GIVEN REQUEST:
Search the data for the word "care". Reproduce every line where it is found.

MATERIAL:
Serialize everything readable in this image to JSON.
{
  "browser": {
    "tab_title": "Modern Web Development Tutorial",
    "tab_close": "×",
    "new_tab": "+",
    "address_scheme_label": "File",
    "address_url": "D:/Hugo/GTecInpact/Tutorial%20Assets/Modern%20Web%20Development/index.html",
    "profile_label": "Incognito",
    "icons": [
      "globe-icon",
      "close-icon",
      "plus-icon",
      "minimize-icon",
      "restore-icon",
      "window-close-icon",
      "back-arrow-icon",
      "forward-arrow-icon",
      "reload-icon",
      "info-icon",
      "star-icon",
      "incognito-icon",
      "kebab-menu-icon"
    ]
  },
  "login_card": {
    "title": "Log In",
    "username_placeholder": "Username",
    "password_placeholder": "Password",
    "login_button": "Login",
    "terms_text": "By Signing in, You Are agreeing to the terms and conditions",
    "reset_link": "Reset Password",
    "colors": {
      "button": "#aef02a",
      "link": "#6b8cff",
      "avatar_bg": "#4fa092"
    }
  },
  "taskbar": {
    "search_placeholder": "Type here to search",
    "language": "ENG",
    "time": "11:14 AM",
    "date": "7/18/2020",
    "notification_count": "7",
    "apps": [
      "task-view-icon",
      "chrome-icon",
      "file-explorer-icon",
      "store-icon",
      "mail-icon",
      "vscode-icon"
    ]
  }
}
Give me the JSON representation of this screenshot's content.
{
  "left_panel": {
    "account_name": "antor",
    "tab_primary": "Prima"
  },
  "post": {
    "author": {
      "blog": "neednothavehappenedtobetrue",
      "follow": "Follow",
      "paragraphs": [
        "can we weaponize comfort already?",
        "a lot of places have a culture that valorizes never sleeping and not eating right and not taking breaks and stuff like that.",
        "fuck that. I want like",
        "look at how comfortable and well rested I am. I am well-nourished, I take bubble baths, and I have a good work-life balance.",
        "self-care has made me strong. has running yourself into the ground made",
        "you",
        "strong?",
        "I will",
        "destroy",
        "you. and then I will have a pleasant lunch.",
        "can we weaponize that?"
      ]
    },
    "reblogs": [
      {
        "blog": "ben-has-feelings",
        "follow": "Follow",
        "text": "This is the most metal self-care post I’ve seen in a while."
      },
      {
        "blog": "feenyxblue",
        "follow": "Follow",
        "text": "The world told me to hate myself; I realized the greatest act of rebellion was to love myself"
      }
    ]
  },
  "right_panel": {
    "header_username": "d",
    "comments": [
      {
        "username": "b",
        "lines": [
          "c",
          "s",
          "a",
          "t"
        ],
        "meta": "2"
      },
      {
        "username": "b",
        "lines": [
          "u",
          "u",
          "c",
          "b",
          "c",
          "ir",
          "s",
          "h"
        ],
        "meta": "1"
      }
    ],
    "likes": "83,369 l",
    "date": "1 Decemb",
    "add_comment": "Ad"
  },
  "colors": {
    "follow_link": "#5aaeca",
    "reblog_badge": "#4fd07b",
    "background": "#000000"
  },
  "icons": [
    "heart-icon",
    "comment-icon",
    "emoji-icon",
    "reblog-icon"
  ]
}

RESPONSE TO THIS TASK:
        "self-care has made me strong. has running yourself into the ground made",
        "text": "This is the most metal self-care post I’ve seen in a while."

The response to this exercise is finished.